-- start of Exercise material --

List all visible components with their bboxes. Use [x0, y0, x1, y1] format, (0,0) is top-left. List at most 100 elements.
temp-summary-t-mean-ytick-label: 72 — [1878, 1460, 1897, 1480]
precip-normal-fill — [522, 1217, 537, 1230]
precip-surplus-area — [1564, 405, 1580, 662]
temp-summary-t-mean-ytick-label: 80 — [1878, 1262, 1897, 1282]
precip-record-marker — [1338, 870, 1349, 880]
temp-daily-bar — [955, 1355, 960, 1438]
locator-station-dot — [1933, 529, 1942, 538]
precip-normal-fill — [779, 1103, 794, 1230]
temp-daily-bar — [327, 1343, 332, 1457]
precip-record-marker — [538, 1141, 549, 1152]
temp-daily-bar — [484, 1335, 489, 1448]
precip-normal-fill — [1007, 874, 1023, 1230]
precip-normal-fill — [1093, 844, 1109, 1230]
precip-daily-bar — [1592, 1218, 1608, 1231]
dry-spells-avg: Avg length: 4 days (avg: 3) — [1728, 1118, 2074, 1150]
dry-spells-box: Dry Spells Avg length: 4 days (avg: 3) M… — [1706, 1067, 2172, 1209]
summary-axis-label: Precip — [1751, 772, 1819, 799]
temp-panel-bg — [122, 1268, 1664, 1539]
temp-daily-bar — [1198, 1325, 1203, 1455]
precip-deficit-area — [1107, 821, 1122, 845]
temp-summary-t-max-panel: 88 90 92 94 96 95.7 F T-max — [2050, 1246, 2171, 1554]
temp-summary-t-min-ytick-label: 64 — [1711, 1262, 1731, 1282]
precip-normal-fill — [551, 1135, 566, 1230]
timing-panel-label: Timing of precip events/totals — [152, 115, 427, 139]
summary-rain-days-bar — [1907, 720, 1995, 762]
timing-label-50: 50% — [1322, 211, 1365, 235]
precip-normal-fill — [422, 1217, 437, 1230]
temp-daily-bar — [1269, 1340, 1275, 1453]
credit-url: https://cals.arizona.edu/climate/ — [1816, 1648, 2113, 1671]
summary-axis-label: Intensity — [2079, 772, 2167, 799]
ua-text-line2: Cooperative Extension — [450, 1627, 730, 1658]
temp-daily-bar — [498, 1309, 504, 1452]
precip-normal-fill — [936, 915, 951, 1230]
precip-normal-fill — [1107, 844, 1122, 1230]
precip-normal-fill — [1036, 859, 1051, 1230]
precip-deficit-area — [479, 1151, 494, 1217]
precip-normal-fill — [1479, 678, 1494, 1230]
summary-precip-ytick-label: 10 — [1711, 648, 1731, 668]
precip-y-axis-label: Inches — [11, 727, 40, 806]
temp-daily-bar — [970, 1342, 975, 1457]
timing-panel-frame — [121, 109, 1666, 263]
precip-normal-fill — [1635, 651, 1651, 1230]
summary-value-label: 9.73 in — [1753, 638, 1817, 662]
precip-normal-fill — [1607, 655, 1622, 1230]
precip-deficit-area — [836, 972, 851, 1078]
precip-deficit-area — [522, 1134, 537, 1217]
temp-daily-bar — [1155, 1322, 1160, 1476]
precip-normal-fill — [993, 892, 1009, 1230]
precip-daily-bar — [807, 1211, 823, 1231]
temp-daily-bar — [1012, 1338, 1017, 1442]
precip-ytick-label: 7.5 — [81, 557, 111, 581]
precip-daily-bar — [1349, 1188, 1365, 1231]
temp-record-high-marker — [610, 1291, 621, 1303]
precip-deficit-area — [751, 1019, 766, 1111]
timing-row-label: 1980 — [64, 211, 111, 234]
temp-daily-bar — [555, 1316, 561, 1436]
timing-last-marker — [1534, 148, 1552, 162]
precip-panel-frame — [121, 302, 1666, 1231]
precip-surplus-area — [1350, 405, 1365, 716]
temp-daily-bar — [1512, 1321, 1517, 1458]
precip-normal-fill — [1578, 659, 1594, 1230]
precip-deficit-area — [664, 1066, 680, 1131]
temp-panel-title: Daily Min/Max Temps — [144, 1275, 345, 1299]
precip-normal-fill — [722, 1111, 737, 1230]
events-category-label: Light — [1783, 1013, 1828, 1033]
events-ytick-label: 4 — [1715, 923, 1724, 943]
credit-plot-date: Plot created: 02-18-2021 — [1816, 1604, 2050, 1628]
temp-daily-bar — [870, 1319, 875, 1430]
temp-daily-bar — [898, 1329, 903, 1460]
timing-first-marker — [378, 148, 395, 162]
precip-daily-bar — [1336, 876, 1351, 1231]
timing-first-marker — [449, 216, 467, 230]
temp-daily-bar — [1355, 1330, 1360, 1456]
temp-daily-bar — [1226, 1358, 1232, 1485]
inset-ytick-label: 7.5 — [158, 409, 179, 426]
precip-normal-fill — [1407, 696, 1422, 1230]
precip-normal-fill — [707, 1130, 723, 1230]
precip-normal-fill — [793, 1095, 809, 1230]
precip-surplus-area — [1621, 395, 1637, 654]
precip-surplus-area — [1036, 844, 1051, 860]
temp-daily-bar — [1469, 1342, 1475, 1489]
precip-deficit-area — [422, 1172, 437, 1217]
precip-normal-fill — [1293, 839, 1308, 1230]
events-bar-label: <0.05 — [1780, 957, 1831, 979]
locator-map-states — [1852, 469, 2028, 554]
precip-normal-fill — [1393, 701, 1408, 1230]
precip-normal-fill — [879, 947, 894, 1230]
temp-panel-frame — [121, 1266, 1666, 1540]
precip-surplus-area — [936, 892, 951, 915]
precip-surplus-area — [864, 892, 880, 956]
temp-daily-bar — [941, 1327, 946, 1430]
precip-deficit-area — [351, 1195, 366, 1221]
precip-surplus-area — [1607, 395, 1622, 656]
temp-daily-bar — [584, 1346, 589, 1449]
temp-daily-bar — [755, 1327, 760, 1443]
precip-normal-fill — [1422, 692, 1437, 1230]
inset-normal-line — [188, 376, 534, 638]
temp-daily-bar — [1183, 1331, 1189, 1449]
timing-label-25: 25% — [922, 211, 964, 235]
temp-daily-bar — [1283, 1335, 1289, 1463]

-- end of Exercise material --

Rewrite all of the data above, replacing each "precip-normal-fill" with "precipitation-normal-fill" and leaving everything else unchanged.

List all visible components with their bboxes. Use [x0, y0, x1, y1] format, (0,0) is top-left. List at most 100 elements.
temp-summary-t-mean-ytick-label: 72 — [1878, 1460, 1897, 1480]
precipitation-normal-fill — [522, 1217, 537, 1230]
precip-surplus-area — [1564, 405, 1580, 662]
temp-summary-t-mean-ytick-label: 80 — [1878, 1262, 1897, 1282]
precip-record-marker — [1338, 870, 1349, 880]
temp-daily-bar — [955, 1355, 960, 1438]
locator-station-dot — [1933, 529, 1942, 538]
precipitation-normal-fill — [779, 1103, 794, 1230]
temp-daily-bar — [327, 1343, 332, 1457]
precip-record-marker — [538, 1141, 549, 1152]
temp-daily-bar — [484, 1335, 489, 1448]
precipitation-normal-fill — [1007, 874, 1023, 1230]
precipitation-normal-fill — [1093, 844, 1109, 1230]
precip-daily-bar — [1592, 1218, 1608, 1231]
dry-spells-avg: Avg length: 4 days (avg: 3) — [1728, 1118, 2074, 1150]
dry-spells-box: Dry Spells Avg length: 4 days (avg: 3) M… — [1706, 1067, 2172, 1209]
summary-axis-label: Precip — [1751, 772, 1819, 799]
temp-panel-bg — [122, 1268, 1664, 1539]
temp-daily-bar — [1198, 1325, 1203, 1455]
precip-deficit-area — [1107, 821, 1122, 845]
temp-summary-t-max-panel: 88 90 92 94 96 95.7 F T-max — [2050, 1246, 2171, 1554]
temp-summary-t-min-ytick-label: 64 — [1711, 1262, 1731, 1282]
precipitation-normal-fill — [551, 1135, 566, 1230]
timing-panel-label: Timing of precip events/totals — [152, 115, 427, 139]
summary-rain-days-bar — [1907, 720, 1995, 762]
timing-label-50: 50% — [1322, 211, 1365, 235]
precipitation-normal-fill — [422, 1217, 437, 1230]
temp-daily-bar — [1269, 1340, 1275, 1453]
credit-url: https://cals.arizona.edu/climate/ — [1816, 1648, 2113, 1671]
summary-axis-label: Intensity — [2079, 772, 2167, 799]
ua-text-line2: Cooperative Extension — [450, 1627, 730, 1658]
temp-daily-bar — [498, 1309, 504, 1452]
precipitation-normal-fill — [936, 915, 951, 1230]
precipitation-normal-fill — [1107, 844, 1122, 1230]
precipitation-normal-fill — [1036, 859, 1051, 1230]
precip-deficit-area — [479, 1151, 494, 1217]
precipitation-normal-fill — [1479, 678, 1494, 1230]
summary-precip-ytick-label: 10 — [1711, 648, 1731, 668]
precip-y-axis-label: Inches — [11, 727, 40, 806]
temp-daily-bar — [970, 1342, 975, 1457]
timing-panel-frame — [121, 109, 1666, 263]
precipitation-normal-fill — [1635, 651, 1651, 1230]
summary-value-label: 9.73 in — [1753, 638, 1817, 662]
precipitation-normal-fill — [1607, 655, 1622, 1230]
precip-deficit-area — [836, 972, 851, 1078]
precip-deficit-area — [522, 1134, 537, 1217]
temp-daily-bar — [1155, 1322, 1160, 1476]
precipitation-normal-fill — [993, 892, 1009, 1230]
precip-daily-bar — [807, 1211, 823, 1231]
temp-daily-bar — [1012, 1338, 1017, 1442]
precip-ytick-label: 7.5 — [81, 557, 111, 581]
precip-daily-bar — [1349, 1188, 1365, 1231]
temp-record-high-marker — [610, 1291, 621, 1303]
precip-deficit-area — [751, 1019, 766, 1111]
timing-row-label: 1980 — [64, 211, 111, 234]
temp-daily-bar — [555, 1316, 561, 1436]
timing-last-marker — [1534, 148, 1552, 162]
precip-panel-frame — [121, 302, 1666, 1231]
precip-surplus-area — [1350, 405, 1365, 716]
temp-daily-bar — [1512, 1321, 1517, 1458]
precipitation-normal-fill — [1578, 659, 1594, 1230]
precip-deficit-area — [664, 1066, 680, 1131]
temp-panel-title: Daily Min/Max Temps — [144, 1275, 345, 1299]
precipitation-normal-fill — [722, 1111, 737, 1230]
events-category-label: Light — [1783, 1013, 1828, 1033]
events-ytick-label: 4 — [1715, 923, 1724, 943]
credit-plot-date: Plot created: 02-18-2021 — [1816, 1604, 2050, 1628]
temp-daily-bar — [870, 1319, 875, 1430]
temp-daily-bar — [898, 1329, 903, 1460]
timing-first-marker — [378, 148, 395, 162]
precip-daily-bar — [1336, 876, 1351, 1231]
timing-first-marker — [449, 216, 467, 230]
temp-daily-bar — [1355, 1330, 1360, 1456]
temp-daily-bar — [1226, 1358, 1232, 1485]
inset-ytick-label: 7.5 — [158, 409, 179, 426]
precipitation-normal-fill — [1407, 696, 1422, 1230]
precipitation-normal-fill — [707, 1130, 723, 1230]
precipitation-normal-fill — [793, 1095, 809, 1230]
precip-surplus-area — [1621, 395, 1637, 654]
precip-surplus-area — [1036, 844, 1051, 860]
temp-daily-bar — [1469, 1342, 1475, 1489]
precip-deficit-area — [422, 1172, 437, 1217]
precipitation-normal-fill — [1293, 839, 1308, 1230]
events-bar-label: <0.05 — [1780, 957, 1831, 979]
locator-map-states — [1852, 469, 2028, 554]
precipitation-normal-fill — [1393, 701, 1408, 1230]
precipitation-normal-fill — [879, 947, 894, 1230]
temp-panel-frame — [121, 1266, 1666, 1540]
precip-surplus-area — [936, 892, 951, 915]
precip-surplus-area — [864, 892, 880, 956]
temp-daily-bar — [941, 1327, 946, 1430]
precip-deficit-area — [351, 1195, 366, 1221]
precip-surplus-area — [1607, 395, 1622, 656]
temp-daily-bar — [584, 1346, 589, 1449]
temp-daily-bar — [755, 1327, 760, 1443]
precipitation-normal-fill — [1422, 692, 1437, 1230]
inset-normal-line — [188, 376, 534, 638]
temp-daily-bar — [1183, 1331, 1189, 1449]
timing-label-25: 25% — [922, 211, 964, 235]
temp-daily-bar — [1283, 1335, 1289, 1463]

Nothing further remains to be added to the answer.